--- Begin Dataset records ---

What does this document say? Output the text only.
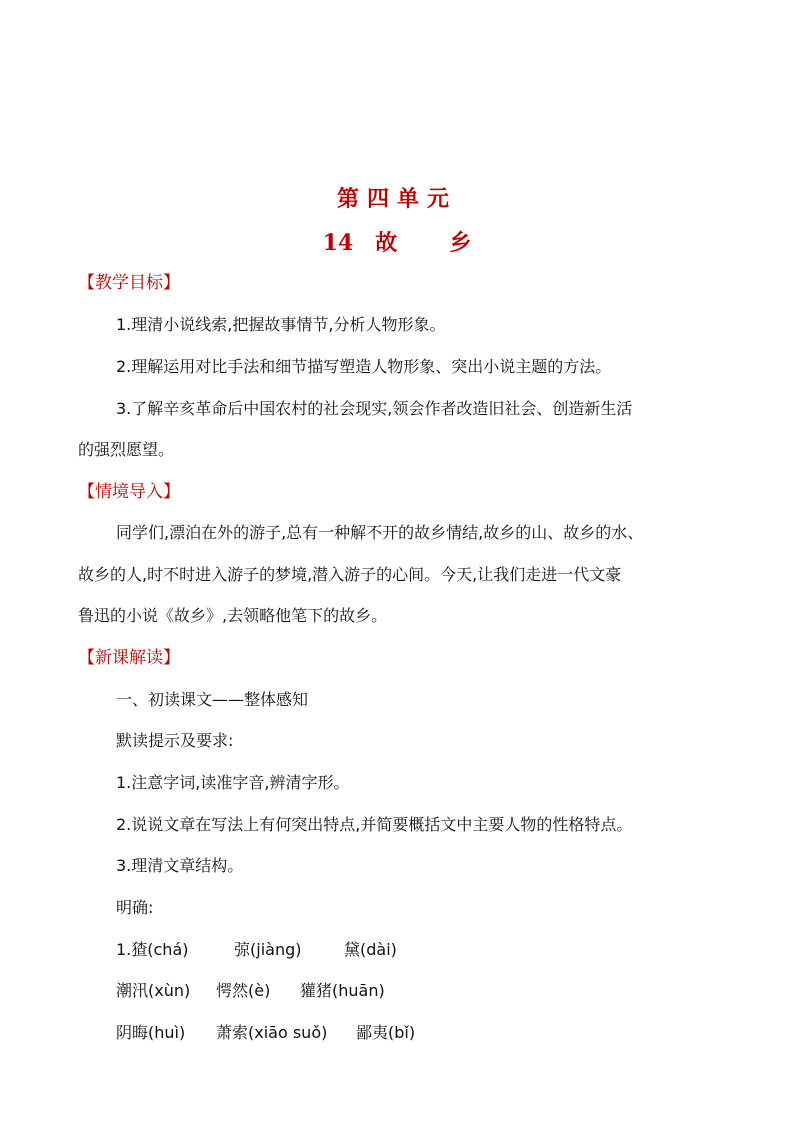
第四单元
14 故 乡
【教学目标】
1.理清小说线索,把握故事情节,分析人物形象。
2.理解运用对比手法和细节描写塑造人物形象、突出小说主题的方法。
3.了解辛亥革命后中国农村的社会现实,领会作者改造旧社会、创造新生活
的强烈愿望。
【情境导入】
同学们,漂泊在外的游子,总有一种解不开的故乡情结,故乡的山、故乡的水、
故乡的人,时不时进入游子的梦境,潜入游子的心间。今天,让我们走进一代文豪
鲁迅的小说《故乡》,去领略他笔下的故乡。
【新课解读】
一、初读课文——整体感知
默读提示及要求:
1.注意字词,读准字音,辨清字形。
2.说说文章在写法上有何突出特点,并简要概括文中主要人物的性格特点。
3.理清文章结构。
明确:
1.猹(chá)	弶(jiàng)	黛(dài)
潮汛(xùn) 愕然(è) 獾猪(huān)
阴晦(huì) 萧索(xiāo suǒ) 鄙夷(bǐ)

--- End Dataset records ---

• **Task details**: Leave the images out and output the remaining material exactly as it stands.

• **Written answer**:
What does this document say? Output the text only.
第四单元
14 故 乡
【教学目标】
1.理清小说线索,把握故事情节,分析人物形象。
2.理解运用对比手法和细节描写塑造人物形象、突出小说主题的方法。
3.了解辛亥革命后中国农村的社会现实,领会作者改造旧社会、创造新生活
的强烈愿望。
【情境导入】
同学们,漂泊在外的游子,总有一种解不开的故乡情结,故乡的山、故乡的水、
故乡的人,时不时进入游子的梦境,潜入游子的心间。今天,让我们走进一代文豪
鲁迅的小说《故乡》,去领略他笔下的故乡。
【新课解读】
一、初读课文——整体感知
默读提示及要求:
1.注意字词,读准字音,辨清字形。
2.说说文章在写法上有何突出特点,并简要概括文中主要人物的性格特点。
3.理清文章结构。
明确:
1.猹(chá)	弶(jiàng)	黛(dài)
潮汛(xùn) 愕然(è) 獾猪(huān)
阴晦(huì) 萧索(xiāo suǒ) 鄙夷(bǐ)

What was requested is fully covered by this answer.